[begin EXTRACTED MATERIAL]

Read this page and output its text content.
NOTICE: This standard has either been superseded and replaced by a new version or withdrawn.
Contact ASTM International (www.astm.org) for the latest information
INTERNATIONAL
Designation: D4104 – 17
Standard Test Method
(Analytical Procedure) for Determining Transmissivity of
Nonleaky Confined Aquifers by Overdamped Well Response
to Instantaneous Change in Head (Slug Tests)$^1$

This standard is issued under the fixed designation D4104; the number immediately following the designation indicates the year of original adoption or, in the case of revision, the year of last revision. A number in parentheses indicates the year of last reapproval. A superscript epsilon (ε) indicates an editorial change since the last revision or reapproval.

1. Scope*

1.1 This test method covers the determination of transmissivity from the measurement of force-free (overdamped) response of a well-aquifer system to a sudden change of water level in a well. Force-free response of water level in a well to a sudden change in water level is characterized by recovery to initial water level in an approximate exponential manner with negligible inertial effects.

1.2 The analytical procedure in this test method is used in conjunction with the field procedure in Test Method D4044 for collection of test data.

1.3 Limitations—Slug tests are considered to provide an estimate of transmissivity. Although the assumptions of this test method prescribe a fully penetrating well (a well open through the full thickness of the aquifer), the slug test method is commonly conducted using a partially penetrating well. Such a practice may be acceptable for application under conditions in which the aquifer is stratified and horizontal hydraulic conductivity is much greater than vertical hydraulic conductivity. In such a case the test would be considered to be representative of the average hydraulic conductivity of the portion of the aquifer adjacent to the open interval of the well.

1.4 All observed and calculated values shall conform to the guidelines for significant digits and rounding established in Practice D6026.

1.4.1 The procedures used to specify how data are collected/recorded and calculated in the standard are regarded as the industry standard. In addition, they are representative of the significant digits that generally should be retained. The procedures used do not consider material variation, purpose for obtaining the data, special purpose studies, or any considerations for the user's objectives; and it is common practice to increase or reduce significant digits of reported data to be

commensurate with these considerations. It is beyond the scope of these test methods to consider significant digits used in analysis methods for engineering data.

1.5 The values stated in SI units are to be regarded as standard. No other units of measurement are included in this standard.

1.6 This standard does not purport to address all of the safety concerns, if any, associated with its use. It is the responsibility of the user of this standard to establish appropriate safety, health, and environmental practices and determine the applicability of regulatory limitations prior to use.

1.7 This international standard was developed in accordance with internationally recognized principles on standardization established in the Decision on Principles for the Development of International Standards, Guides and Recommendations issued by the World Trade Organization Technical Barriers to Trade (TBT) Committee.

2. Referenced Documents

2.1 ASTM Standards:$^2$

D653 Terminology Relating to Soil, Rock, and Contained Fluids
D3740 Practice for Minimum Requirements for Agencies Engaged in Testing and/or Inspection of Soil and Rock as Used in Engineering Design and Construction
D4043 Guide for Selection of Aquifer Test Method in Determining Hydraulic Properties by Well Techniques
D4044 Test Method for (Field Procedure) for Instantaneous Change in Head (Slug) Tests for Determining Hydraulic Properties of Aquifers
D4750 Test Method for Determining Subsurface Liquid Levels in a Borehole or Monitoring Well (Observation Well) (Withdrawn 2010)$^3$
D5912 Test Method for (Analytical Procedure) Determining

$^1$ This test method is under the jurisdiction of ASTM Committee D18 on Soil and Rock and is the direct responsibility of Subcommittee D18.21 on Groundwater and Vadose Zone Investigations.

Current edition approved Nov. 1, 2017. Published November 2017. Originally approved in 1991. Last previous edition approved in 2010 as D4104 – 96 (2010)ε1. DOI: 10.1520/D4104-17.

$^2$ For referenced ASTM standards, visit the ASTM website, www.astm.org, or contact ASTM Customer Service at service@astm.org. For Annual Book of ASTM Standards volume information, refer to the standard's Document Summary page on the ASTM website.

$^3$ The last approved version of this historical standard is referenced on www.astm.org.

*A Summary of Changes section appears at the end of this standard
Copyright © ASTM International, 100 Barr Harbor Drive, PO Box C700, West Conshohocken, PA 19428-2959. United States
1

[end EXTRACTED MATERIAL]

[WHAT IS NEEDED]: Retype the records in full. Keep every line identical to the original.

[ANSWER TO THIS TASK]:
Read this page and output its text content.
NOTICE: This standard has either been superseded and replaced by a new version or withdrawn.
Contact ASTM International (www.astm.org) for the latest information
INTERNATIONAL
Designation: D4104 – 17
Standard Test Method
(Analytical Procedure) for Determining Transmissivity of
Nonleaky Confined Aquifers by Overdamped Well Response
to Instantaneous Change in Head (Slug Tests)$^1$

This standard is issued under the fixed designation D4104; the number immediately following the designation indicates the year of original adoption or, in the case of revision, the year of last revision. A number in parentheses indicates the year of last reapproval. A superscript epsilon (ε) indicates an editorial change since the last revision or reapproval.

1. Scope*

1.1 This test method covers the determination of transmissivity from the measurement of force-free (overdamped) response of a well-aquifer system to a sudden change of water level in a well. Force-free response of water level in a well to a sudden change in water level is characterized by recovery to initial water level in an approximate exponential manner with negligible inertial effects.

1.2 The analytical procedure in this test method is used in conjunction with the field procedure in Test Method D4044 for collection of test data.

1.3 Limitations—Slug tests are considered to provide an estimate of transmissivity. Although the assumptions of this test method prescribe a fully penetrating well (a well open through the full thickness of the aquifer), the slug test method is commonly conducted using a partially penetrating well. Such a practice may be acceptable for application under conditions in which the aquifer is stratified and horizontal hydraulic conductivity is much greater than vertical hydraulic conductivity. In such a case the test would be considered to be representative of the average hydraulic conductivity of the portion of the aquifer adjacent to the open interval of the well.

1.4 All observed and calculated values shall conform to the guidelines for significant digits and rounding established in Practice D6026.

1.4.1 The procedures used to specify how data are collected/recorded and calculated in the standard are regarded as the industry standard. In addition, they are representative of the significant digits that generally should be retained. The procedures used do not consider material variation, purpose for obtaining the data, special purpose studies, or any considerations for the user's objectives; and it is common practice to increase or reduce significant digits of reported data to be

commensurate with these considerations. It is beyond the scope of these test methods to consider significant digits used in analysis methods for engineering data.

1.5 The values stated in SI units are to be regarded as standard. No other units of measurement are included in this standard.

1.6 This standard does not purport to address all of the safety concerns, if any, associated with its use. It is the responsibility of the user of this standard to establish appropriate safety, health, and environmental practices and determine the applicability of regulatory limitations prior to use.

1.7 This international standard was developed in accordance with internationally recognized principles on standardization established in the Decision on Principles for the Development of International Standards, Guides and Recommendations issued by the World Trade Organization Technical Barriers to Trade (TBT) Committee.

2. Referenced Documents

2.1 ASTM Standards:$^2$

D653 Terminology Relating to Soil, Rock, and Contained Fluids
D3740 Practice for Minimum Requirements for Agencies Engaged in Testing and/or Inspection of Soil and Rock as Used in Engineering Design and Construction
D4043 Guide for Selection of Aquifer Test Method in Determining Hydraulic Properties by Well Techniques
D4044 Test Method for (Field Procedure) for Instantaneous Change in Head (Slug) Tests for Determining Hydraulic Properties of Aquifers
D4750 Test Method for Determining Subsurface Liquid Levels in a Borehole or Monitoring Well (Observation Well) (Withdrawn 2010)$^3$
D5912 Test Method for (Analytical Procedure) Determining

$^1$ This test method is under the jurisdiction of ASTM Committee D18 on Soil and Rock and is the direct responsibility of Subcommittee D18.21 on Groundwater and Vadose Zone Investigations.

Current edition approved Nov. 1, 2017. Published November 2017. Originally approved in 1991. Last previous edition approved in 2010 as D4104 – 96 (2010)ε1. DOI: 10.1520/D4104-17.

$^2$ For referenced ASTM standards, visit the ASTM website, www.astm.org, or contact ASTM Customer Service at service@astm.org. For Annual Book of ASTM Standards volume information, refer to the standard's Document Summary page on the ASTM website.

$^3$ The last approved version of this historical standard is referenced on www.astm.org.

*A Summary of Changes section appears at the end of this standard
Copyright © ASTM International, 100 Barr Harbor Drive, PO Box C700, West Conshohocken, PA 19428-2959. United States
1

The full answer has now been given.